Without including any pictures, write out the listing below exactly.
# # # # # # #
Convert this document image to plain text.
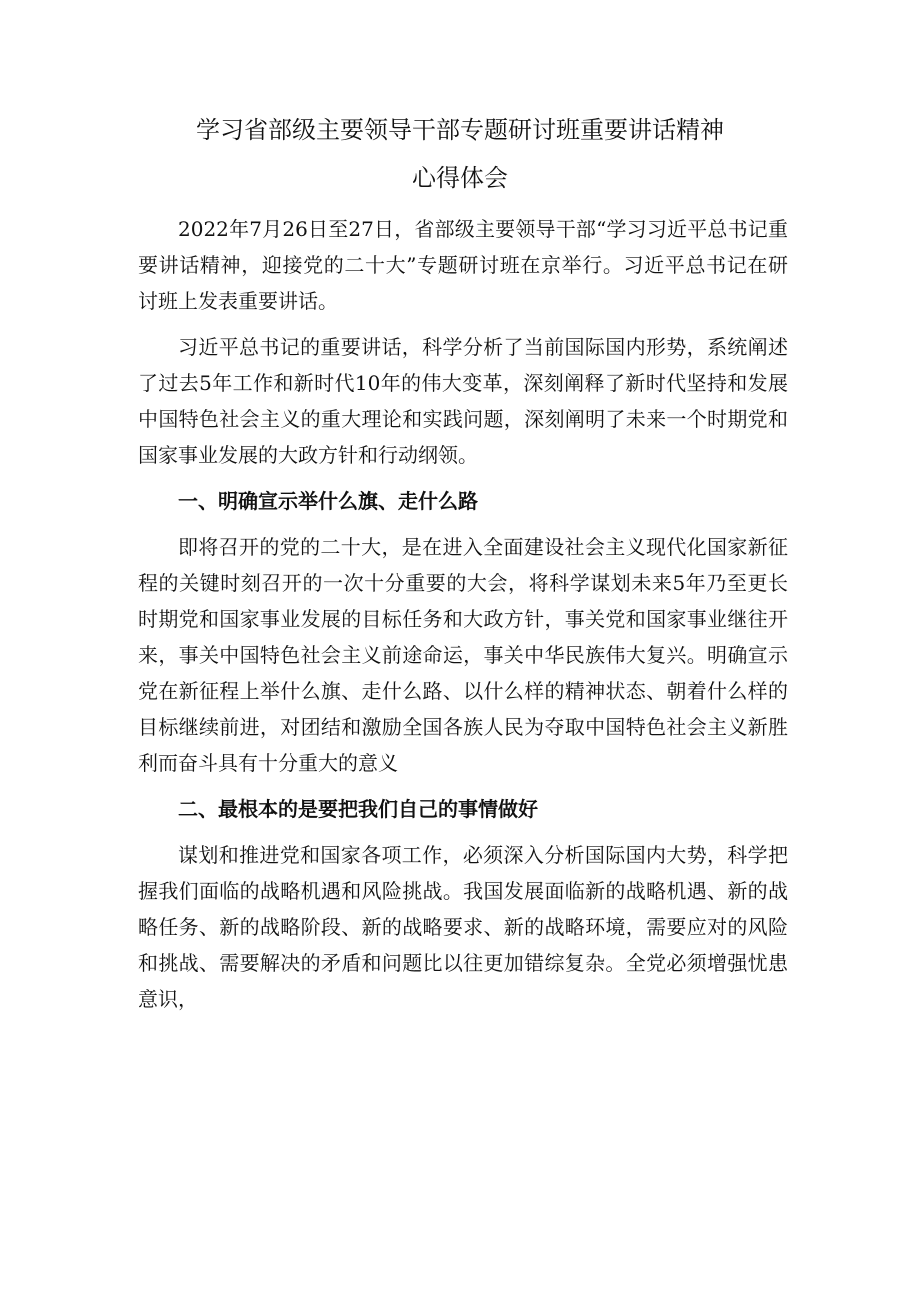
学习省部级主要领导干部专题研讨班重要讲话精神
心得体会

2022年7月26日至27日，省部级主要领导干部“学习习近平总书记重要讲话精神，迎接党的二十大”专题研讨班在京举行。习近平总书记在研讨班上发表重要讲话。

习近平总书记的重要讲话，科学分析了当前国际国内形势，系统阐述了过去5年工作和新时代10年的伟大变革，深刻阐释了新时代坚持和发展中国特色社会主义的重大理论和实践问题，深刻阐明了未来一个时期党和国家事业发展的大政方针和行动纲领。

一、明确宣示举什么旗、走什么路

即将召开的党的二十大，是在进入全面建设社会主义现代化国家新征程的关键时刻召开的一次十分重要的大会，将科学谋划未来5年乃至更长时期党和国家事业发展的目标任务和大政方针，事关党和国家事业继往开来，事关中国特色社会主义前途命运，事关中华民族伟大复兴。明确宣示党在新征程上举什么旗、走什么路、以什么样的精神状态、朝着什么样的目标继续前进，对团结和激励全国各族人民为夺取中国特色社会主义新胜利而奋斗具有十分重大的意义

二、最根本的是要把我们自己的事情做好

谋划和推进党和国家各项工作，必须深入分析国际国内大势，科学把握我们面临的战略机遇和风险挑战。我国发展面临新的战略机遇、新的战略任务、新的战略阶段、新的战略要求、新的战略环境，需要应对的风险和挑战、需要解决的矛盾和问题比以往更加错综复杂。全党必须增强忧患意识，
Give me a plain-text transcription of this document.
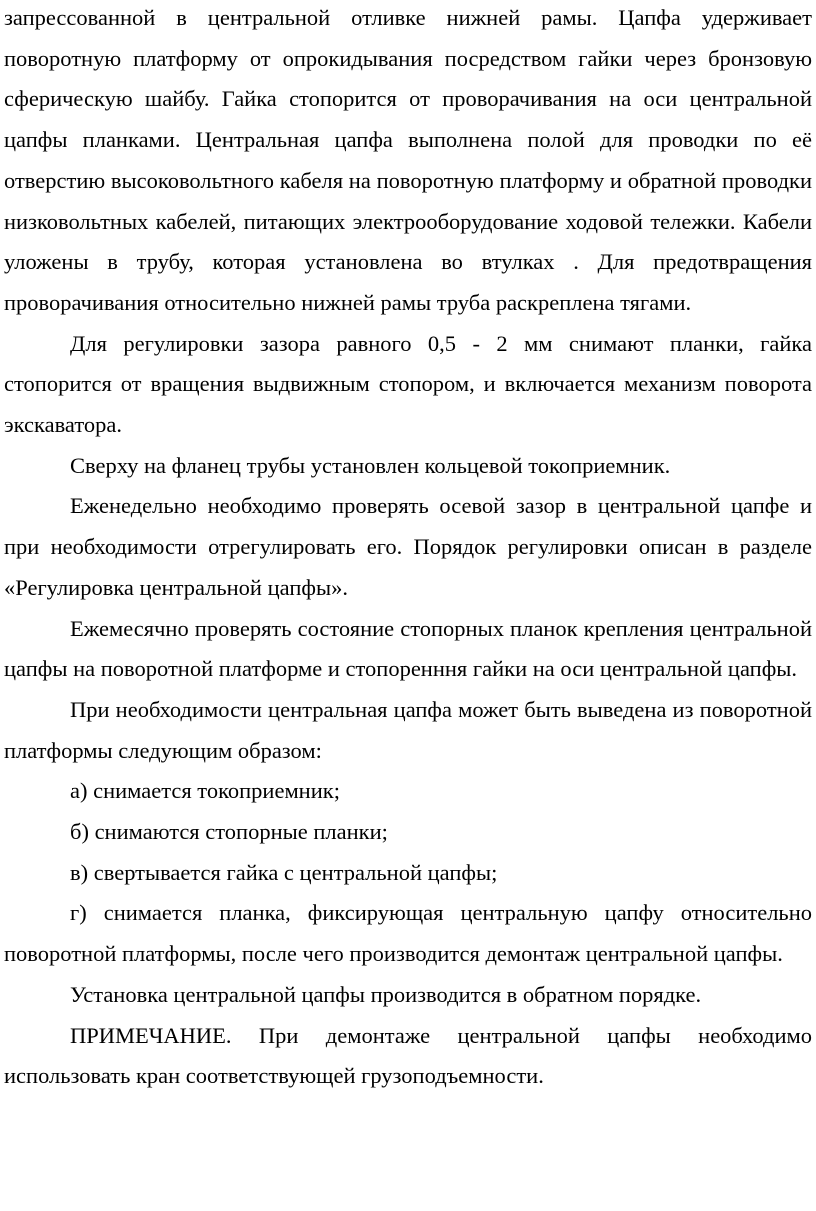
запрессованной в центральной отливке нижней рамы. Цапфа удерживает поворотную платформу от опрокидывания посредством гайки через бронзовую сферическую шайбу. Гайка стопорится от проворачивания на оси центральной цапфы планками. Центральная цапфа выполнена полой для проводки по её отверстию высоковольтного кабеля на поворотную платформу и обратной проводки низковольтных кабелей, питающих электрооборудование ходовой тележки. Кабели уложены в трубу, которая установлена во втулках . Для предотвращения проворачивания относительно нижней рамы труба раскреплена тягами.

Для регулировки зазора равного 0,5 - 2 мм снимают планки, гайка стопорится от вращения выдвижным стопором, и включается механизм поворота экскаватора.

Сверху на фланец трубы установлен кольцевой токоприемник.

Еженедельно необходимо проверять осевой зазор в центральной цапфе и при необходимости отрегулировать его. Порядок регулировки описан в разделе «Регулировка центральной цапфы».

Ежемесячно проверять состояние стопорных планок крепления центральной цапфы на поворотной платформе и стопоренння гайки на оси центральной цапфы.

При необходимости центральная цапфа может быть выведена из поворотной платформы следующим образом:

а) снимается токоприемник;

б) снимаются стопорные планки;

в) свертывается гайка с центральной цапфы;

г) снимается планка, фиксирующая центральную цапфу относительно поворотной платформы, после чего производится демонтаж центральной цапфы.

Установка центральной цапфы производится в обратном порядке.

ПРИМЕЧАНИЕ. При демонтаже центральной цапфы необходимо использовать кран соответствующей грузоподъемности.
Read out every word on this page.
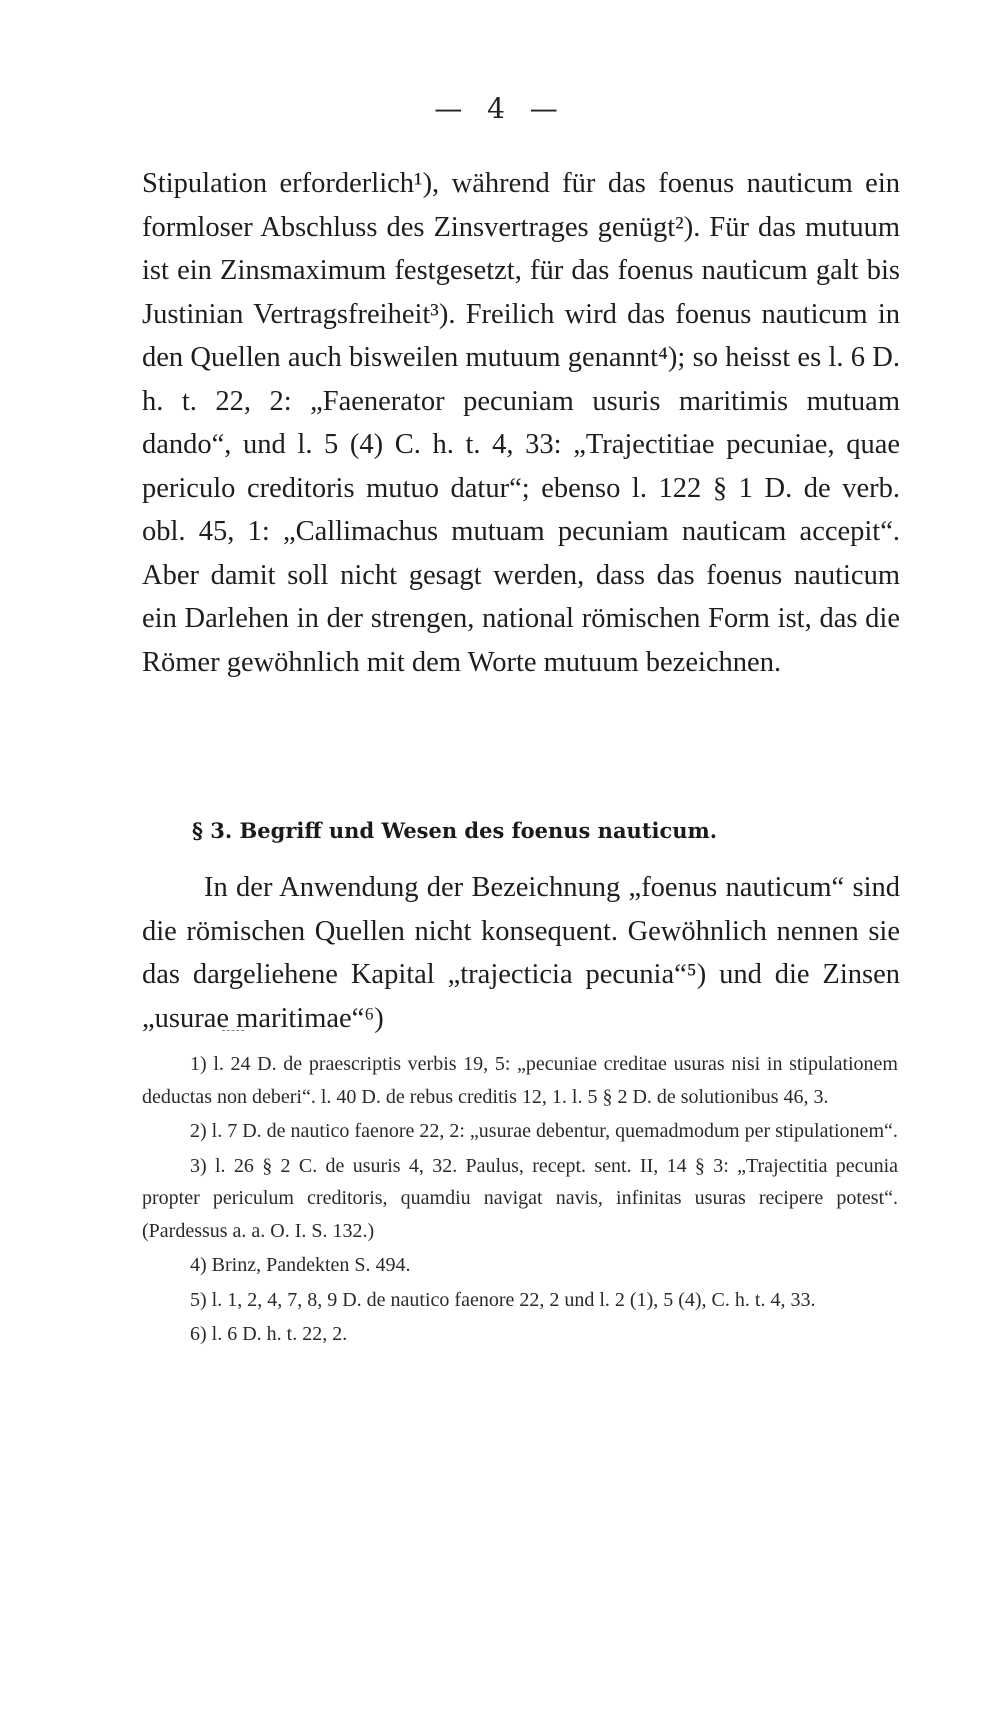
— 4 —

Stipulation erforderlich¹), während für das foenus nauticum ein formloser Abschluss des Zinsvertrages genügt²). Für das mutuum ist ein Zinsmaximum festgesetzt, für das foenus nauticum galt bis Justinian Vertragsfreiheit³). Freilich wird das foenus nauticum in den Quellen auch bisweilen mutuum genannt⁴); so heisst es l. 6 D. h. t. 22, 2: „Faenerator pecuniam usuris maritimis mutuam dando“, und l. 5 (4) C. h. t. 4, 33: „Trajectitiae pecuniae, quae periculo creditoris mutuo datur“; ebenso l. 122 § 1 D. de verb. obl. 45, 1: „Callimachus mutuam pecuniam nauticam accepit“. Aber damit soll nicht gesagt werden, dass das foenus nauticum ein Darlehen in der strengen, national römischen Form ist, das die Römer gewöhnlich mit dem Worte mutuum bezeichnen.

§ 3. Begriff und Wesen des foenus nauticum.

In der Anwendung der Bezeichnung „foenus nauticum“ sind die römischen Quellen nicht konsequent. Gewöhnlich nennen sie das dargeliehene Kapital „trajecticia pecunia“⁵) und die Zinsen „usurae maritimae“⁶)

1) l. 24 D. de praescriptis verbis 19, 5: „pecuniae creditae usuras nisi in stipulationem deductas non deberi“. l. 40 D. de rebus creditis 12, 1. l. 5 § 2 D. de solutionibus 46, 3.

2) l. 7 D. de nautico faenore 22, 2: „usurae debentur, quemadmodum per stipulationem“.

3) l. 26 § 2 C. de usuris 4, 32. Paulus, recept. sent. II, 14 § 3: „Trajectitia pecunia propter periculum creditoris, quamdiu navigat navis, infinitas usuras recipere potest“. (Pardessus a. a. O. I. S. 132.)

4) Brinz, Pandekten S. 494.

5) l. 1, 2, 4, 7, 8, 9 D. de nautico faenore 22, 2 und l. 2 (1), 5 (4), C. h. t. 4, 33.

6) l. 6 D. h. t. 22, 2.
# # # # # # #
▸ **The solution**
Convert this document image to plain text.
学习省部级主要领导干部专题研讨班重要讲话精神
心得体会

2022年7月26日至27日，省部级主要领导干部“学习习近平总书记重要讲话精神，迎接党的二十大”专题研讨班在京举行。习近平总书记在研讨班上发表重要讲话。

习近平总书记的重要讲话，科学分析了当前国际国内形势，系统阐述了过去5年工作和新时代10年的伟大变革，深刻阐释了新时代坚持和发展中国特色社会主义的重大理论和实践问题，深刻阐明了未来一个时期党和国家事业发展的大政方针和行动纲领。

一、明确宣示举什么旗、走什么路

即将召开的党的二十大，是在进入全面建设社会主义现代化国家新征程的关键时刻召开的一次十分重要的大会，将科学谋划未来5年乃至更长时期党和国家事业发展的目标任务和大政方针，事关党和国家事业继往开来，事关中国特色社会主义前途命运，事关中华民族伟大复兴。明确宣示党在新征程上举什么旗、走什么路、以什么样的精神状态、朝着什么样的目标继续前进，对团结和激励全国各族人民为夺取中国特色社会主义新胜利而奋斗具有十分重大的意义

二、最根本的是要把我们自己的事情做好

谋划和推进党和国家各项工作，必须深入分析国际国内大势，科学把握我们面临的战略机遇和风险挑战。我国发展面临新的战略机遇、新的战略任务、新的战略阶段、新的战略要求、新的战略环境，需要应对的风险和挑战、需要解决的矛盾和问题比以往更加错综复杂。全党必须增强忧患意识，
Give me a plain-text transcription of this document.
запрессованной в центральной отливке нижней рамы. Цапфа удерживает поворотную платформу от опрокидывания посредством гайки через бронзовую сферическую шайбу. Гайка стопорится от проворачивания на оси центральной цапфы планками. Центральная цапфа выполнена полой для проводки по её отверстию высоковольтного кабеля на поворотную платформу и обратной проводки низковольтных кабелей, питающих электрооборудование ходовой тележки. Кабели уложены в трубу, которая установлена во втулках . Для предотвращения проворачивания относительно нижней рамы труба раскреплена тягами.

Для регулировки зазора равного 0,5 - 2 мм снимают планки, гайка стопорится от вращения выдвижным стопором, и включается механизм поворота экскаватора.

Сверху на фланец трубы установлен кольцевой токоприемник.

Еженедельно необходимо проверять осевой зазор в центральной цапфе и при необходимости отрегулировать его. Порядок регулировки описан в разделе «Регулировка центральной цапфы».

Ежемесячно проверять состояние стопорных планок крепления центральной цапфы на поворотной платформе и стопоренння гайки на оси центральной цапфы.

При необходимости центральная цапфа может быть выведена из поворотной платформы следующим образом:

а) снимается токоприемник;

б) снимаются стопорные планки;

в) свертывается гайка с центральной цапфы;

г) снимается планка, фиксирующая центральную цапфу относительно поворотной платформы, после чего производится демонтаж центральной цапфы.

Установка центральной цапфы производится в обратном порядке.

ПРИМЕЧАНИЕ. При демонтаже центральной цапфы необходимо использовать кран соответствующей грузоподъемности.
Read out every word on this page.
— 4 —

Stipulation erforderlich¹), während für das foenus nauticum ein formloser Abschluss des Zinsvertrages genügt²). Für das mutuum ist ein Zinsmaximum festgesetzt, für das foenus nauticum galt bis Justinian Vertragsfreiheit³). Freilich wird das foenus nauticum in den Quellen auch bisweilen mutuum genannt⁴); so heisst es l. 6 D. h. t. 22, 2: „Faenerator pecuniam usuris maritimis mutuam dando“, und l. 5 (4) C. h. t. 4, 33: „Trajectitiae pecuniae, quae periculo creditoris mutuo datur“; ebenso l. 122 § 1 D. de verb. obl. 45, 1: „Callimachus mutuam pecuniam nauticam accepit“. Aber damit soll nicht gesagt werden, dass das foenus nauticum ein Darlehen in der strengen, national römischen Form ist, das die Römer gewöhnlich mit dem Worte mutuum bezeichnen.

§ 3. Begriff und Wesen des foenus nauticum.

In der Anwendung der Bezeichnung „foenus nauticum“ sind die römischen Quellen nicht konsequent. Gewöhnlich nennen sie das dargeliehene Kapital „trajecticia pecunia“⁵) und die Zinsen „usurae maritimae“⁶)

1) l. 24 D. de praescriptis verbis 19, 5: „pecuniae creditae usuras nisi in stipulationem deductas non deberi“. l. 40 D. de rebus creditis 12, 1. l. 5 § 2 D. de solutionibus 46, 3.

2) l. 7 D. de nautico faenore 22, 2: „usurae debentur, quemadmodum per stipulationem“.

3) l. 26 § 2 C. de usuris 4, 32. Paulus, recept. sent. II, 14 § 3: „Trajectitia pecunia propter periculum creditoris, quamdiu navigat navis, infinitas usuras recipere potest“. (Pardessus a. a. O. I. S. 132.)

4) Brinz, Pandekten S. 494.

5) l. 1, 2, 4, 7, 8, 9 D. de nautico faenore 22, 2 und l. 2 (1), 5 (4), C. h. t. 4, 33.

6) l. 6 D. h. t. 22, 2.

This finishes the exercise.